#### TASK DESCRIPTION
Put everything from the first line of the records down to the line containing "- svg-text:155: 155: [349, 810, 370, 824]", both ends included, into a Markdown table with the columns Row and Record line. Number each row and leave out blank lines.

..............................

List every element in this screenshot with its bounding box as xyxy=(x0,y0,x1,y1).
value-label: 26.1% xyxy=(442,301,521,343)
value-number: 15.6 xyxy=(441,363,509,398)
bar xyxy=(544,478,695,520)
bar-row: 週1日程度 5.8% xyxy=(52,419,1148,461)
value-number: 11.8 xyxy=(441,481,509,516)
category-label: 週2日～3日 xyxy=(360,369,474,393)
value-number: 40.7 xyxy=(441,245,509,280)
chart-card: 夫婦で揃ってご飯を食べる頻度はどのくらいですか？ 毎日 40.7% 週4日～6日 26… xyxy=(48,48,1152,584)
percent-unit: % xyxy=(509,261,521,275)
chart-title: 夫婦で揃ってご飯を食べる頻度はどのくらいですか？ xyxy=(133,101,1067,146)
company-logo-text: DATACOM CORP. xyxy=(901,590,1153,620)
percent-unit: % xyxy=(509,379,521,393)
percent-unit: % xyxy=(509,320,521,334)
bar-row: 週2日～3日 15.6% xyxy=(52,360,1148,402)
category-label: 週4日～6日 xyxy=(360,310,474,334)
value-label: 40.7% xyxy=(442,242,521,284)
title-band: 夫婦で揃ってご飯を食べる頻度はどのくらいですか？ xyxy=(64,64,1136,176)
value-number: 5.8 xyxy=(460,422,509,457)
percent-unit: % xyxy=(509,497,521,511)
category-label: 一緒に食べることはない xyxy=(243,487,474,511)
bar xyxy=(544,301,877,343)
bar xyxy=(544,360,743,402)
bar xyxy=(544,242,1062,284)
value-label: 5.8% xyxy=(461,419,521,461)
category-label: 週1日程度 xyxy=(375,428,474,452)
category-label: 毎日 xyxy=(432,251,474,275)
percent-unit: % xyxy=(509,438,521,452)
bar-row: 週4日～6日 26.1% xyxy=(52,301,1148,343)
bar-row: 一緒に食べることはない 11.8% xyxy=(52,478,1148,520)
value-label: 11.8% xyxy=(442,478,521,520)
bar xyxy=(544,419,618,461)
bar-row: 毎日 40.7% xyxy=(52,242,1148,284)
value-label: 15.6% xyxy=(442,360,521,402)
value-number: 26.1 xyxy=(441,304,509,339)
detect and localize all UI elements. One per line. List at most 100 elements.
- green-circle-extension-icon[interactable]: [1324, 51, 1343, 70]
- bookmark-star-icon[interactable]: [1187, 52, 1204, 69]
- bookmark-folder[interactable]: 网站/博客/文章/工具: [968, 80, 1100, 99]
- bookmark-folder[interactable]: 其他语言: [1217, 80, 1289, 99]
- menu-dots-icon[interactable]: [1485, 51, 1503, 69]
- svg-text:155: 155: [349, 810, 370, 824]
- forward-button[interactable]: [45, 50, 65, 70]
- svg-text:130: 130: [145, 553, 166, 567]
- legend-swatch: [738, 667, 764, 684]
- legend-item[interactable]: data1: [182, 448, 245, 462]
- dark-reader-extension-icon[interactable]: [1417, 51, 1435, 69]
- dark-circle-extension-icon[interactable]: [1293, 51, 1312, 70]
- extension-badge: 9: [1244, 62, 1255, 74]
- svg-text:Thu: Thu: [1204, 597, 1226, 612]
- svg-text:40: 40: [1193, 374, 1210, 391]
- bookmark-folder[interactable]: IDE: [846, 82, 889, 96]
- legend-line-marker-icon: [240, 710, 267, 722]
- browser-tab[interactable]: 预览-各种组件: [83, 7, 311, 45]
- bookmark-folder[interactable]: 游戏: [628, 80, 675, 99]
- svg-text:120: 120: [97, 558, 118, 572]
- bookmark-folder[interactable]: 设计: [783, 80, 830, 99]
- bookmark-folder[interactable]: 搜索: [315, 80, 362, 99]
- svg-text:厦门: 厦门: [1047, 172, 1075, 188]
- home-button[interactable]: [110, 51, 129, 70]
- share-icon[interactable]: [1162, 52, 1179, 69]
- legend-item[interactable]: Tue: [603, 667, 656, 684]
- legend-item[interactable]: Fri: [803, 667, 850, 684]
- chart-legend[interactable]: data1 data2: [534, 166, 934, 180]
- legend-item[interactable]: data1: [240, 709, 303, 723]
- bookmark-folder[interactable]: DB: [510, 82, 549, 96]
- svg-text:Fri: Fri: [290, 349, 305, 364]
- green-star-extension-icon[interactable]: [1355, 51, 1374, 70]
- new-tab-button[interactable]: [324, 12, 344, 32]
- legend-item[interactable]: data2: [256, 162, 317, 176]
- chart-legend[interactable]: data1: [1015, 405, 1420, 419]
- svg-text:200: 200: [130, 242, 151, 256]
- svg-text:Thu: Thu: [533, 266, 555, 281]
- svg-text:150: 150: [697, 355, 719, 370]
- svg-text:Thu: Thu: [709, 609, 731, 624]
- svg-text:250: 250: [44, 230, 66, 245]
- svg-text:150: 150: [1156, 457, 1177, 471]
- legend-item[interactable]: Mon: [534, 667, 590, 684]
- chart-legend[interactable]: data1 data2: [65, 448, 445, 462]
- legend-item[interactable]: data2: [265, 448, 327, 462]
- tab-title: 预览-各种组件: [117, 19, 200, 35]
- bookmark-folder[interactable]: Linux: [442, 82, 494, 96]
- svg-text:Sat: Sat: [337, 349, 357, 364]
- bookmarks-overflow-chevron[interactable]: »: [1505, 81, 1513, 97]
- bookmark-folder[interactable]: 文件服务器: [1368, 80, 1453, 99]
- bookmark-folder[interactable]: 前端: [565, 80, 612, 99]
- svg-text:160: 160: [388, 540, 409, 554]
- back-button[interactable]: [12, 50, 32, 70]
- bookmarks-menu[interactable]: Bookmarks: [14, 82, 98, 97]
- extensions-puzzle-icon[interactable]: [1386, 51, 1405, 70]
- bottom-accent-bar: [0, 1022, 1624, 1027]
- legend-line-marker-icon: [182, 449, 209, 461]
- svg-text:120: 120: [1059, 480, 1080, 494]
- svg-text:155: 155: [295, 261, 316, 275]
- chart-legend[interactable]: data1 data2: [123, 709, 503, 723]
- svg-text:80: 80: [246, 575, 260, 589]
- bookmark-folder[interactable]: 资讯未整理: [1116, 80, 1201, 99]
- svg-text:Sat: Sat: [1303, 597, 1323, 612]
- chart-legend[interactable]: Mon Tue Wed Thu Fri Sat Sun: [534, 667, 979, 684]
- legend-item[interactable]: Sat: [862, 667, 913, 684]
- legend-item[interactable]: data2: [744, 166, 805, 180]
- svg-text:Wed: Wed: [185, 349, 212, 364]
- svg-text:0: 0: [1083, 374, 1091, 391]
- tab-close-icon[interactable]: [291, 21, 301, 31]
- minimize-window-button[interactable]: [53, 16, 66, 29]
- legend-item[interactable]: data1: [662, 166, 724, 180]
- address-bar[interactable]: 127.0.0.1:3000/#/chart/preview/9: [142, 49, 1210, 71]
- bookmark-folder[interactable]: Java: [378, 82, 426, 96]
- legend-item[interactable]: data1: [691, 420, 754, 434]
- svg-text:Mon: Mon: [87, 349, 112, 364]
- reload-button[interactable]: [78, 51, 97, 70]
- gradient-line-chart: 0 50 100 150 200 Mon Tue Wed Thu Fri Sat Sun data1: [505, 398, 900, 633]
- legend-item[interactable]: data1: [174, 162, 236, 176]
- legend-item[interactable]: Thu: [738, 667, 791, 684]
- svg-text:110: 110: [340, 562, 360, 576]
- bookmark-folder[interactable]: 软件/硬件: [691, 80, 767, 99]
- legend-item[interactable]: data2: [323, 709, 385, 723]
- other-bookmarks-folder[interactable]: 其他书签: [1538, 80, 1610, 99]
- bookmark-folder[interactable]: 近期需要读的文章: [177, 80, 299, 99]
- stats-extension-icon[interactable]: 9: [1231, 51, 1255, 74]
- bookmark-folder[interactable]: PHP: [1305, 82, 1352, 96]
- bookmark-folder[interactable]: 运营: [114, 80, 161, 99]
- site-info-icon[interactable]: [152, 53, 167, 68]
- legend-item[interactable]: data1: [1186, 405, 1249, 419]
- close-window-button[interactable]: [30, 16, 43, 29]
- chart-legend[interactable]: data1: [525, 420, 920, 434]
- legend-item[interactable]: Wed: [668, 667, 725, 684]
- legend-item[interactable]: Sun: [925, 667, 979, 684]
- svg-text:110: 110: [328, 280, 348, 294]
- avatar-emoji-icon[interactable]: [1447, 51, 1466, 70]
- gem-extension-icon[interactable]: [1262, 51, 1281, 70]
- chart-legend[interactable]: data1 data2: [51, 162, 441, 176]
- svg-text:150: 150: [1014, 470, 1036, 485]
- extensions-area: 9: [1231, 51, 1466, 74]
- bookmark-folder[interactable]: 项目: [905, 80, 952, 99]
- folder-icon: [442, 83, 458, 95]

..............................

#### FULL OUTPUT
| Row | Record line |
|---|---|
| 1 | List every element in this screenshot with its bounding box as xyxy=(x0,y0,x1,y1). |
| 2 | value-label: 26.1% xyxy=(442,301,521,343) |
| 3 | value-number: 15.6 xyxy=(441,363,509,398) |
| 4 | bar xyxy=(544,478,695,520) |
| 5 | bar-row: 週1日程度 5.8% xyxy=(52,419,1148,461) |
| 6 | value-number: 11.8 xyxy=(441,481,509,516) |
| 7 | category-label: 週2日～3日 xyxy=(360,369,474,393) |
| 8 | value-number: 40.7 xyxy=(441,245,509,280) |
| 9 | chart-card: 夫婦で揃ってご飯を食べる頻度はどのくらいですか？ 毎日 40.7% 週4日～6日 26… xyxy=(48,48,1152,584) |
| 10 | percent-unit: % xyxy=(509,261,521,275) |
| 11 | chart-title: 夫婦で揃ってご飯を食べる頻度はどのくらいですか？ xyxy=(133,101,1067,146) |
| 12 | company-logo-text: DATACOM CORP. xyxy=(901,590,1153,620) |
| 13 | percent-unit: % xyxy=(509,379,521,393) |
| 14 | percent-unit: % xyxy=(509,320,521,334) |
| 15 | bar-row: 週2日～3日 15.6% xyxy=(52,360,1148,402) |
| 16 | category-label: 週4日～6日 xyxy=(360,310,474,334) |
| 17 | value-label: 40.7% xyxy=(442,242,521,284) |
| 18 | title-band: 夫婦で揃ってご飯を食べる頻度はどのくらいですか？ xyxy=(64,64,1136,176) |
| 19 | value-number: 5.8 xyxy=(460,422,509,457) |
| 20 | percent-unit: % xyxy=(509,497,521,511) |
| 21 | category-label: 一緒に食べることはない xyxy=(243,487,474,511) |
| 22 | bar xyxy=(544,301,877,343) |
| 23 | bar xyxy=(544,360,743,402) |
| 24 | bar xyxy=(544,242,1062,284) |
| 25 | value-label: 5.8% xyxy=(461,419,521,461) |
| 26 | category-label: 週1日程度 xyxy=(375,428,474,452) |
| 27 | category-label: 毎日 xyxy=(432,251,474,275) |
| 28 | percent-unit: % xyxy=(509,438,521,452) |
| 29 | bar-row: 週4日～6日 26.1% xyxy=(52,301,1148,343) |
| 30 | bar-row: 一緒に食べることはない 11.8% xyxy=(52,478,1148,520) |
| 31 | value-label: 11.8% xyxy=(442,478,521,520) |
| 32 | bar xyxy=(544,419,618,461) |
| 33 | bar-row: 毎日 40.7% xyxy=(52,242,1148,284) |
| 34 | value-label: 15.6% xyxy=(442,360,521,402) |
| 35 | value-number: 26.1 xyxy=(441,304,509,339) |
| 36 | detect and localize all UI elements. One per line. List at most 100 elements. |
| 37 | - green-circle-extension-icon[interactable]: [1324, 51, 1343, 70] |
| 38 | - bookmark-star-icon[interactable]: [1187, 52, 1204, 69] |
| 39 | - bookmark-folder[interactable]: 网站/博客/文章/工具: [968, 80, 1100, 99] |
| 40 | - bookmark-folder[interactable]: 其他语言: [1217, 80, 1289, 99] |
| 41 | - menu-dots-icon[interactable]: [1485, 51, 1503, 69] |
| 42 | - svg-text:155: 155: [349, 810, 370, 824] |